Problem statement >> Tally the lines below that contain "having". The number is the whole answer.

Information given >>
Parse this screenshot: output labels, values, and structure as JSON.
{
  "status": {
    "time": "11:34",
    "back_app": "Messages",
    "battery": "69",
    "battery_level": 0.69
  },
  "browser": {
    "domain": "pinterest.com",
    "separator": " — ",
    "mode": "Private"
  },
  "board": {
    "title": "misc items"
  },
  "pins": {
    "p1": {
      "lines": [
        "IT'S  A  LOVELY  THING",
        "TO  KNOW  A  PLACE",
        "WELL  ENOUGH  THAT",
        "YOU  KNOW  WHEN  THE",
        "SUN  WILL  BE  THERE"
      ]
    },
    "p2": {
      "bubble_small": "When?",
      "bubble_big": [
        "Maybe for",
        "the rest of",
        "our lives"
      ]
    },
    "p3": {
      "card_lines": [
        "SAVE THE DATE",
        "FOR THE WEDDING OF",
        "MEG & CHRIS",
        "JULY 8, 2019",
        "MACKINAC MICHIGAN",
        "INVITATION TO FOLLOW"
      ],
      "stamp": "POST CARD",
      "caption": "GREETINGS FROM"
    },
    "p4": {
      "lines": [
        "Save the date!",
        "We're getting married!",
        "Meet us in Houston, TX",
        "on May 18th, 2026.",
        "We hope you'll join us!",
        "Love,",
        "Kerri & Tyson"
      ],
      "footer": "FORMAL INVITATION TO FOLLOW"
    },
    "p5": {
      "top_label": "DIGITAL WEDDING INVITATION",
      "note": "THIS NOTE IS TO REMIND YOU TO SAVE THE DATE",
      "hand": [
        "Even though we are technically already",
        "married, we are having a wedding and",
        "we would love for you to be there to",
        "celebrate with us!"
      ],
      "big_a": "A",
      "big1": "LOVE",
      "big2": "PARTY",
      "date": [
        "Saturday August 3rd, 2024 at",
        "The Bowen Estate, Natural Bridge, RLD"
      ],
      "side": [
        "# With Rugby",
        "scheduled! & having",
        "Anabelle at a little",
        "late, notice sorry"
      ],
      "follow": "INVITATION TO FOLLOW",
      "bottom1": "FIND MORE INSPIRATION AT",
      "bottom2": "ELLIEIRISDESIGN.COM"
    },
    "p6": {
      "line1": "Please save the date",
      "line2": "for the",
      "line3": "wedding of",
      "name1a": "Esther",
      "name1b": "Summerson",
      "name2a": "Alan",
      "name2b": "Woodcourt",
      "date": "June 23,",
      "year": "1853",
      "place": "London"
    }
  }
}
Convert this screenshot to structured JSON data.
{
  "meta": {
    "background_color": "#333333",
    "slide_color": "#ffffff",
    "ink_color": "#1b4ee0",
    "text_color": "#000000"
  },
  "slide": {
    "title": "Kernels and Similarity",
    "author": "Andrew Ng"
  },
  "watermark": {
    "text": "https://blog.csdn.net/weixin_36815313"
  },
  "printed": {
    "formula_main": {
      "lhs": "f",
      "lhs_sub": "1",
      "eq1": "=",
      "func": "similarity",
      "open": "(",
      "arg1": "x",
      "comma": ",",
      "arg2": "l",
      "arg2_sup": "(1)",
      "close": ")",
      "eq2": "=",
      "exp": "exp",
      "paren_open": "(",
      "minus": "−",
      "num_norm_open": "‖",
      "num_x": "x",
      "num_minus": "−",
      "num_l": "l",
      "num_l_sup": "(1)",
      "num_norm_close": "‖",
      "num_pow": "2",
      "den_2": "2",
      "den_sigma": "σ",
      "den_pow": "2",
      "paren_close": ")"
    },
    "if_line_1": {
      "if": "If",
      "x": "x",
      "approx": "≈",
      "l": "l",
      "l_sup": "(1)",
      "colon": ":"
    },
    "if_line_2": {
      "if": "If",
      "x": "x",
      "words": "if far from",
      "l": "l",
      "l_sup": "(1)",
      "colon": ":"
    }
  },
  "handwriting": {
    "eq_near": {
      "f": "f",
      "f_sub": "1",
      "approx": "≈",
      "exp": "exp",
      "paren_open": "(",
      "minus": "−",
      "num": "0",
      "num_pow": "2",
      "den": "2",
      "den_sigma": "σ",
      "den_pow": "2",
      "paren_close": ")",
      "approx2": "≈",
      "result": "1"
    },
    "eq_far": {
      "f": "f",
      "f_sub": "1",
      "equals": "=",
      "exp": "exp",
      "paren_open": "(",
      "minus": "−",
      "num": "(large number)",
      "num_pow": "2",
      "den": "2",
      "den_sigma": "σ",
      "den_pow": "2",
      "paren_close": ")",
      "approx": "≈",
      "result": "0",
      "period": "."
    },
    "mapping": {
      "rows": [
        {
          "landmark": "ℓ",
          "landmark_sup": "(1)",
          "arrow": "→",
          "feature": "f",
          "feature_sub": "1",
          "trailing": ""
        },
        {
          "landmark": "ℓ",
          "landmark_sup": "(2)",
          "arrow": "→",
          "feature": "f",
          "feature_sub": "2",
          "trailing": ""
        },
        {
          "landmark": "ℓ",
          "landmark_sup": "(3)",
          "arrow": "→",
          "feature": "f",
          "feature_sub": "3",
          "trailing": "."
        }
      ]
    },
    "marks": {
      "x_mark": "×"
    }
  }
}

Complete answer >> 2